PROBLEM DESCRIPTION:
Identify the lines that contain the word "Choose", then copy them.

Begin DATA ENTRIES

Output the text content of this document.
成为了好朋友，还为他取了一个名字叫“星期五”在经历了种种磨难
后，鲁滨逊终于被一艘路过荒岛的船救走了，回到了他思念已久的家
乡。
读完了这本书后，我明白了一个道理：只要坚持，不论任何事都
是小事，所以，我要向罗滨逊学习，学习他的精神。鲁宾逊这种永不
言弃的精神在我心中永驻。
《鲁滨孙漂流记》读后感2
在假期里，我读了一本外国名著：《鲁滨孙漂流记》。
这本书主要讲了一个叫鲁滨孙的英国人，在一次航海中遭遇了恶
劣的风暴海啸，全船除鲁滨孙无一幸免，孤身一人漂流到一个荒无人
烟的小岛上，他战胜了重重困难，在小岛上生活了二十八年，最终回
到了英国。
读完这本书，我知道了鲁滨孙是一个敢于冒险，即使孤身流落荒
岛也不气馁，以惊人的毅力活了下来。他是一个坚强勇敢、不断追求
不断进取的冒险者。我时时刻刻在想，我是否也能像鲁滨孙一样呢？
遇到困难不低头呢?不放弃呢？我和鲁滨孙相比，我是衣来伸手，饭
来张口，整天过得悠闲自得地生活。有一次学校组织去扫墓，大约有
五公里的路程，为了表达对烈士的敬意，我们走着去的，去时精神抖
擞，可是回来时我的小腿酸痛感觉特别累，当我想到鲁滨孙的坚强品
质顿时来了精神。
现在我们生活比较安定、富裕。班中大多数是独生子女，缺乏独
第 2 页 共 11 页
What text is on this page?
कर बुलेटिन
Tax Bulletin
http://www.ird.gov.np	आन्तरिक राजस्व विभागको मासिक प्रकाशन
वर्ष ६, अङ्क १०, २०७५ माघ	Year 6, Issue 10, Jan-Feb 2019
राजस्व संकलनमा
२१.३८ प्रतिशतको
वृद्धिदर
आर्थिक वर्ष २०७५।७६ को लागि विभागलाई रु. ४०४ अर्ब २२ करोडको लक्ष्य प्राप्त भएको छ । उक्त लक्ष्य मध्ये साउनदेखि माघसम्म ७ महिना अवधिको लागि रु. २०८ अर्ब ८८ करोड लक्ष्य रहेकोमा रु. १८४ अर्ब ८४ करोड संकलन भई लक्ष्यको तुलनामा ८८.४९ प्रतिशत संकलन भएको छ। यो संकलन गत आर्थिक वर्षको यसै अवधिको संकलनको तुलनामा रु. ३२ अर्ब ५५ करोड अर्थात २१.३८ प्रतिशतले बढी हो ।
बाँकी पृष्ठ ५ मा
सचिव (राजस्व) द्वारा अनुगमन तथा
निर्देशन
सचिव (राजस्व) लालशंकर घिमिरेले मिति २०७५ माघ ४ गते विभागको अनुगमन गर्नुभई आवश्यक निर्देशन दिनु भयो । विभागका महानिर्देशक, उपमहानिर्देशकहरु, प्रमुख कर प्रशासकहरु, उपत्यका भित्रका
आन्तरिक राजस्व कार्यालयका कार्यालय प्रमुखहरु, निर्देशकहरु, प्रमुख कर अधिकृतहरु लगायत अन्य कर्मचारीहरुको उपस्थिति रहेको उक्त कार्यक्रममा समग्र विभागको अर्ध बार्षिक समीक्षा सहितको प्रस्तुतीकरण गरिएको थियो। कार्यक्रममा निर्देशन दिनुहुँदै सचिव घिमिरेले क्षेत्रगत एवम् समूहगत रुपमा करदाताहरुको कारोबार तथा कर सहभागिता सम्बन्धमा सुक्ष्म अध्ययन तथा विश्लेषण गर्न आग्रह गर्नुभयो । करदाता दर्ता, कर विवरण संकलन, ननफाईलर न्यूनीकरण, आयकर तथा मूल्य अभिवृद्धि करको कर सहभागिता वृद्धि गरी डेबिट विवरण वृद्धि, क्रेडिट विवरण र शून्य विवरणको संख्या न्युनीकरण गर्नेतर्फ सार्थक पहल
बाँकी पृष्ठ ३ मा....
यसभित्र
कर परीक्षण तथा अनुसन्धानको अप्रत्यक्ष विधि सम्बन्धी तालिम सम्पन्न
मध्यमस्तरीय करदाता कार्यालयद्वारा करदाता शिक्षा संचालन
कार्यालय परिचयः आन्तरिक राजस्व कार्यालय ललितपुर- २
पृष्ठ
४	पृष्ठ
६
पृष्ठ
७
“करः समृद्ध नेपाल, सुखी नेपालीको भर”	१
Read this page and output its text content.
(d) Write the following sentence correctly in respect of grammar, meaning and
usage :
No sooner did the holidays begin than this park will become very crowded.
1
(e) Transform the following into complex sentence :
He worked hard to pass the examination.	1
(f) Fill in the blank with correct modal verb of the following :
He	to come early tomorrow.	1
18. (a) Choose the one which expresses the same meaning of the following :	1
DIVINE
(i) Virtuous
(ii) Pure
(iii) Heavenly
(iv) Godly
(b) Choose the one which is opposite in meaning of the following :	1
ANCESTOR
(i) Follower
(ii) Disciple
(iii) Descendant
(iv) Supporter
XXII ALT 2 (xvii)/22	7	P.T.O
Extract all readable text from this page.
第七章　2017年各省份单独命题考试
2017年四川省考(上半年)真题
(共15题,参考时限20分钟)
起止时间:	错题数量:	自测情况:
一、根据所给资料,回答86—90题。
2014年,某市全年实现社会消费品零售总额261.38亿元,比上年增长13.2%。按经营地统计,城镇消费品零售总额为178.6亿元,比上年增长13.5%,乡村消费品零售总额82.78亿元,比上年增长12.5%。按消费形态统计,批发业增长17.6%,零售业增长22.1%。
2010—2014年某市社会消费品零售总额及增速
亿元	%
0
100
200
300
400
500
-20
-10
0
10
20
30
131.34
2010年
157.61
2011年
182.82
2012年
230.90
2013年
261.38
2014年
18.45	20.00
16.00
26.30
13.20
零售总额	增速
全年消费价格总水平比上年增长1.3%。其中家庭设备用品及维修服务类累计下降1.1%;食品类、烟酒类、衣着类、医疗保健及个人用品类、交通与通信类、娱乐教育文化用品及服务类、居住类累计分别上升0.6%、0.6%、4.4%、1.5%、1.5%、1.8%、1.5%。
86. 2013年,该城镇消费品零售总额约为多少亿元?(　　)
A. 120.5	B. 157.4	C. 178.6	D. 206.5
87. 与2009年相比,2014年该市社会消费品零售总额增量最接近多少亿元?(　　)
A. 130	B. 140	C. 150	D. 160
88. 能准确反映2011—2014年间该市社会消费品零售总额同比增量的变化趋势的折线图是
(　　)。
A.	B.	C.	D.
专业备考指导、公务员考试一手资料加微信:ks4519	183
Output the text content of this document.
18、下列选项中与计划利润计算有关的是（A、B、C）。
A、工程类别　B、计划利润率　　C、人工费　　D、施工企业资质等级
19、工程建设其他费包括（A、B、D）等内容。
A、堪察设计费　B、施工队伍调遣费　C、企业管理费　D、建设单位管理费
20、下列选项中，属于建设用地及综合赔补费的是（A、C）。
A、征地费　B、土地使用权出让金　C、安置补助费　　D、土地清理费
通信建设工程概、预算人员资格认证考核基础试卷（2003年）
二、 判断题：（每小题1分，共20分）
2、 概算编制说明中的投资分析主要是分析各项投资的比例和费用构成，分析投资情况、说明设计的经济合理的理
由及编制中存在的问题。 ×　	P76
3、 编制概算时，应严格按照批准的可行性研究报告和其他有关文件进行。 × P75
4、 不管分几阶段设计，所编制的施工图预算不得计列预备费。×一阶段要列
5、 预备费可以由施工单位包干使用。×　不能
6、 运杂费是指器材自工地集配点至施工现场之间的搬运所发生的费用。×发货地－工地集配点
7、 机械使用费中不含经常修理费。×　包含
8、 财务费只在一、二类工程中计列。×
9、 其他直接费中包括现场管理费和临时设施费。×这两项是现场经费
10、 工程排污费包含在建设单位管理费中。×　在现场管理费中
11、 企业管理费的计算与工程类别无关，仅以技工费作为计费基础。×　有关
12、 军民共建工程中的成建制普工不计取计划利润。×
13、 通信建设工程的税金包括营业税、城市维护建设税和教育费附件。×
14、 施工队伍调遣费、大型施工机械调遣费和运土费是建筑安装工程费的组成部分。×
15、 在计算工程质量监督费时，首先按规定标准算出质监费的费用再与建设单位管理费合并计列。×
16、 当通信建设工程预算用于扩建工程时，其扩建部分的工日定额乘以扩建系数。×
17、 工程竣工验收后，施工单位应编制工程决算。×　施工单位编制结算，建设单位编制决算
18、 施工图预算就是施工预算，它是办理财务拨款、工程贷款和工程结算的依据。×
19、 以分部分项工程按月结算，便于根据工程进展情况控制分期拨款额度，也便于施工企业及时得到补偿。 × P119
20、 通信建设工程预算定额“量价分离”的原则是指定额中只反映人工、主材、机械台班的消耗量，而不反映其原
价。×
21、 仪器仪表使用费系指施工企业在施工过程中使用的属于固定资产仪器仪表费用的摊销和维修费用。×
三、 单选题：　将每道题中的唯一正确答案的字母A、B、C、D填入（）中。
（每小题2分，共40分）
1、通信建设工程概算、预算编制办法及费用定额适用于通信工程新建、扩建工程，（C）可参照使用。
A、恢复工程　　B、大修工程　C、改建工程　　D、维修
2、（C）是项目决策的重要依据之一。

End DATA ENTRIES

RESULT OF THE TASK:
18. (a) Choose the one which expresses the same meaning of the following :	1
(b) Choose the one which is opposite in meaning of the following :	1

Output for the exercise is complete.